**YOUR TASK:**
Word for word, transcribe the lines below and drop the pictures.

[Data excerpts]

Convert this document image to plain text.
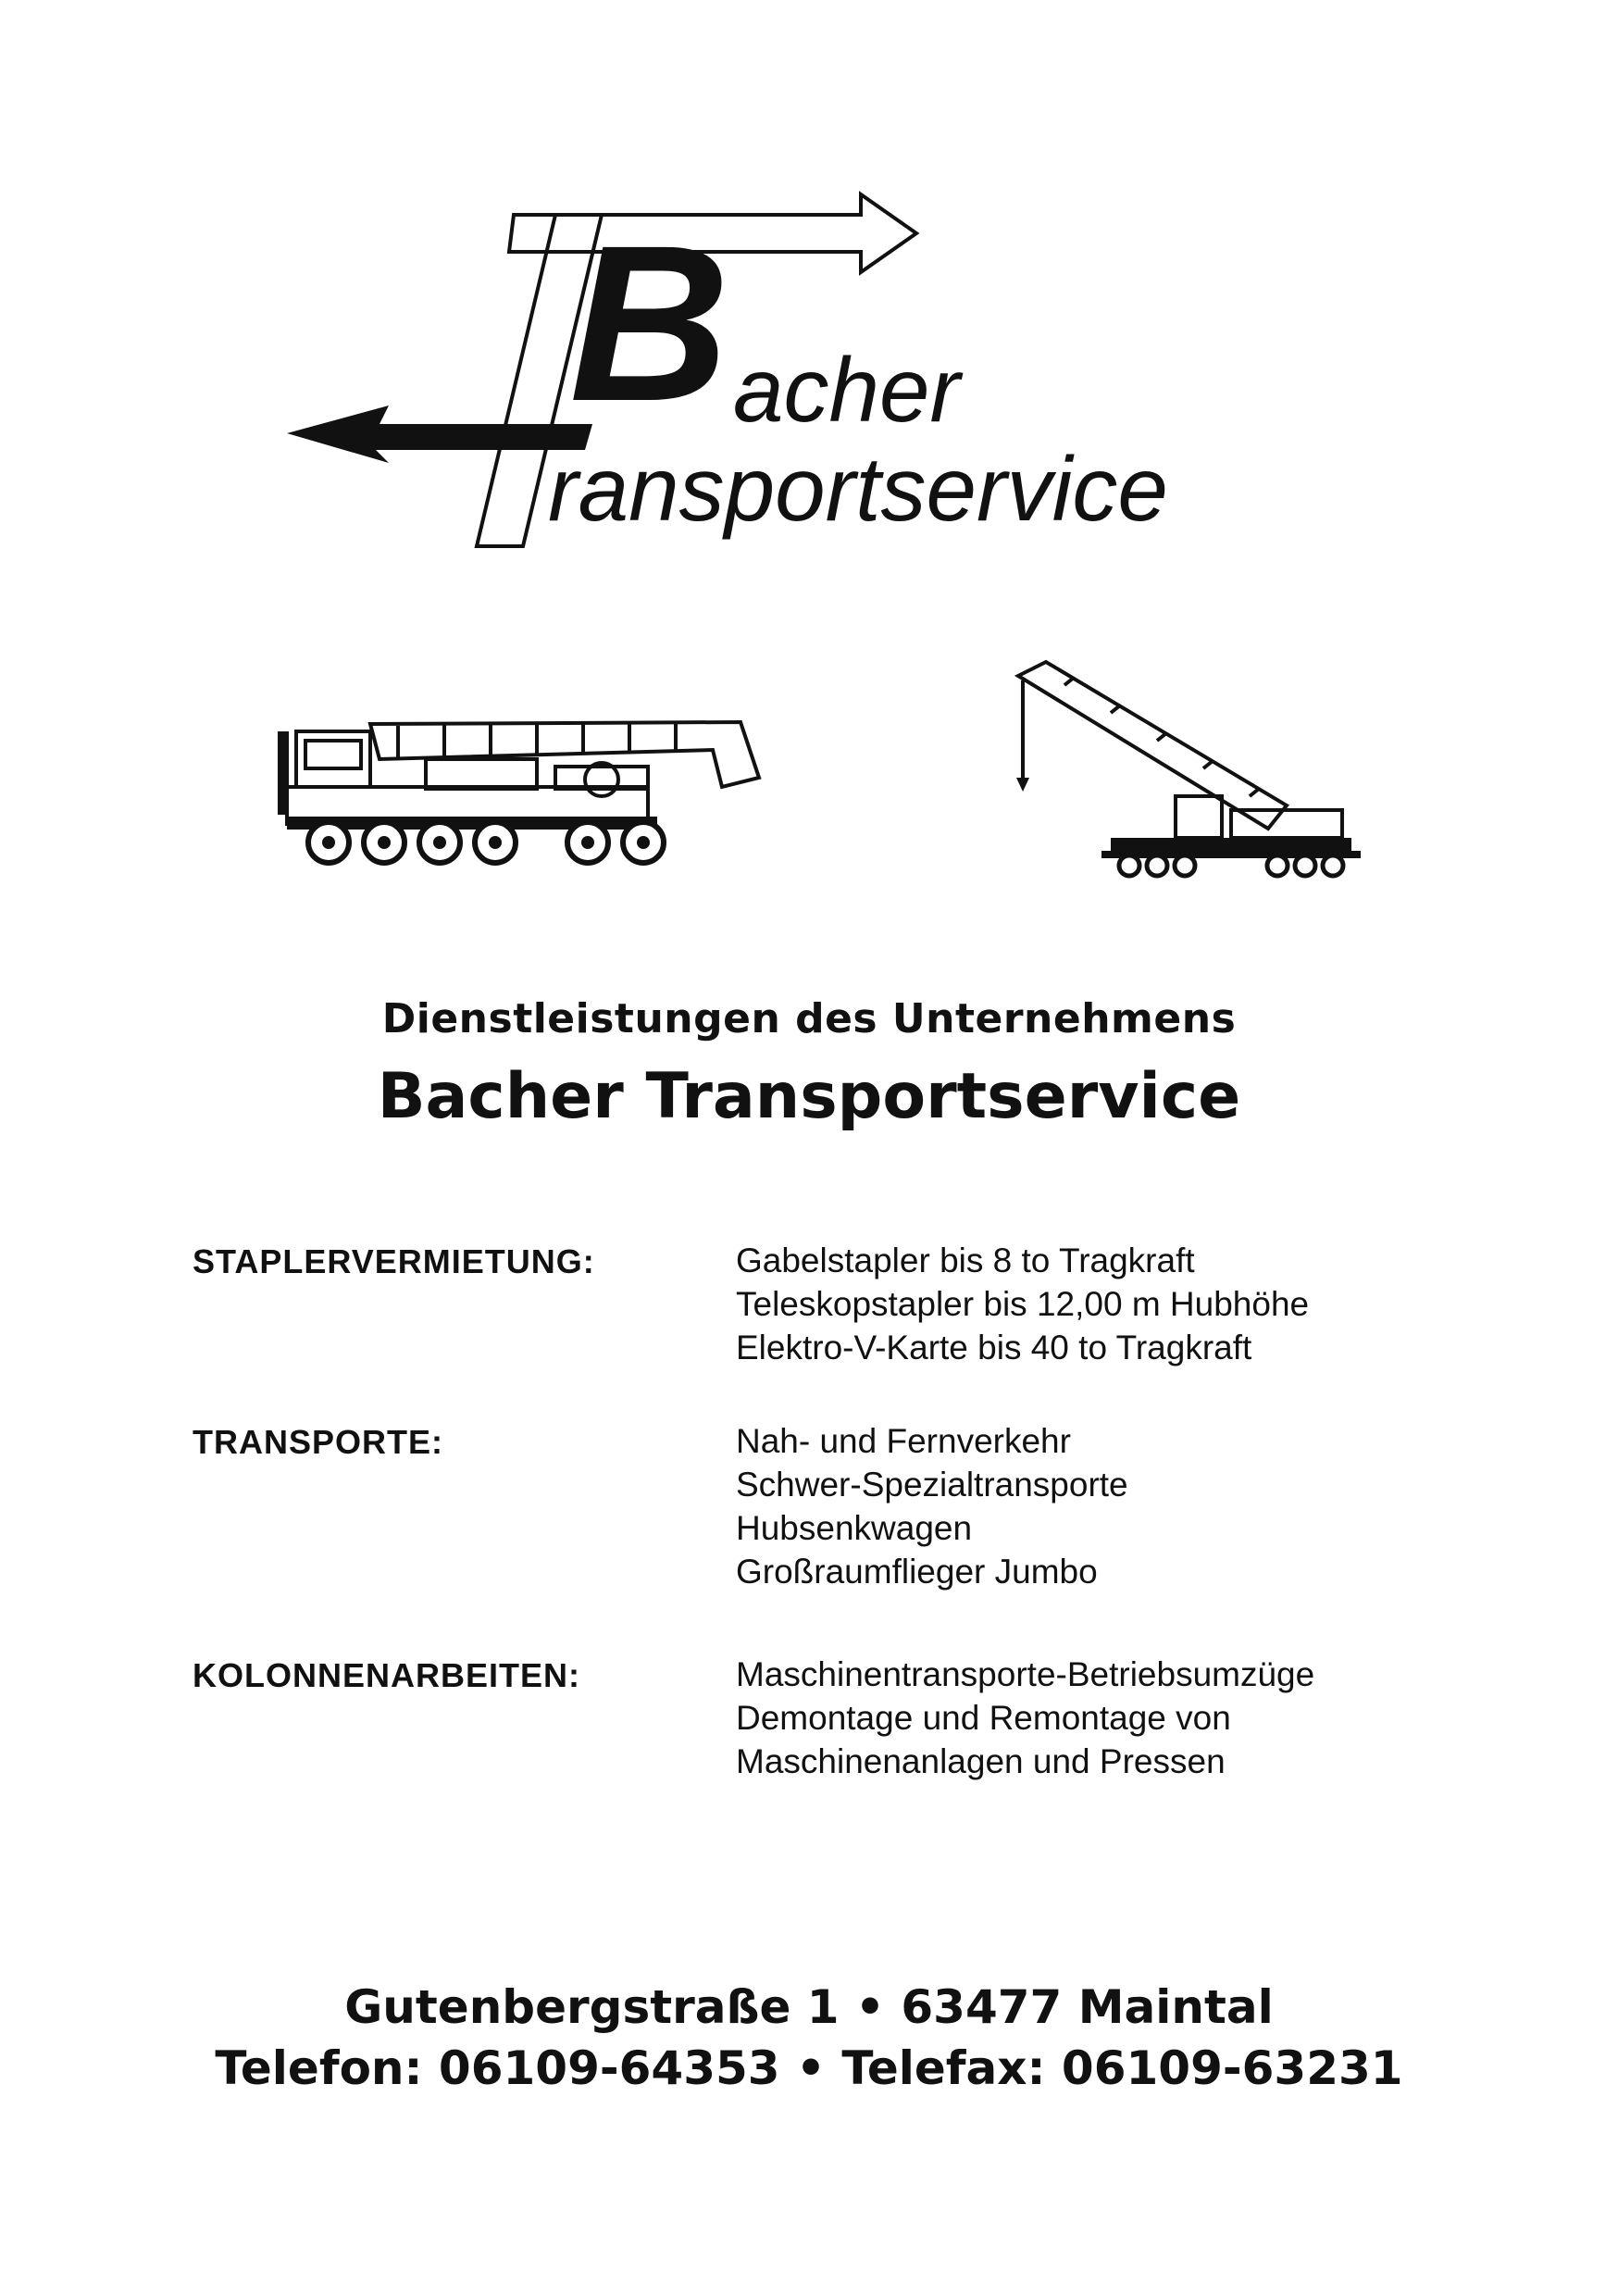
B acher
ransportservice
Dienstleistungen des Unternehmens
Bacher Transportservice
STAPLERVERMIETUNG:	Gabelstapler bis 8 to Tragkraft
Teleskopstapler bis 12,00 m Hubhöhe
Elektro-V-Karte bis 40 to Tragkraft
TRANSPORTE:	Nah- und Fernverkehr
Schwer-Spezialtransporte
Hubsenkwagen
Großraumflieger Jumbo
KOLONNENARBEITEN:	Maschinentransporte-Betriebsumzüge
Demontage und Remontage von
Maschinenanlagen und Pressen
Gutenbergstraße 1 • 63477 Maintal
Telefon: 06109-64353 • Telefax: 06109-63231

**EXERCISE RESPONSE:**
Convert this document image to plain text.
B acher
ransportservice
Dienstleistungen des Unternehmens
Bacher Transportservice
STAPLERVERMIETUNG:	Gabelstapler bis 8 to Tragkraft
Teleskopstapler bis 12,00 m Hubhöhe
Elektro-V-Karte bis 40 to Tragkraft
TRANSPORTE:	Nah- und Fernverkehr
Schwer-Spezialtransporte
Hubsenkwagen
Großraumflieger Jumbo
KOLONNENARBEITEN:	Maschinentransporte-Betriebsumzüge
Demontage und Remontage von
Maschinenanlagen und Pressen
Gutenbergstraße 1 • 63477 Maintal
Telefon: 06109-64353 • Telefax: 06109-63231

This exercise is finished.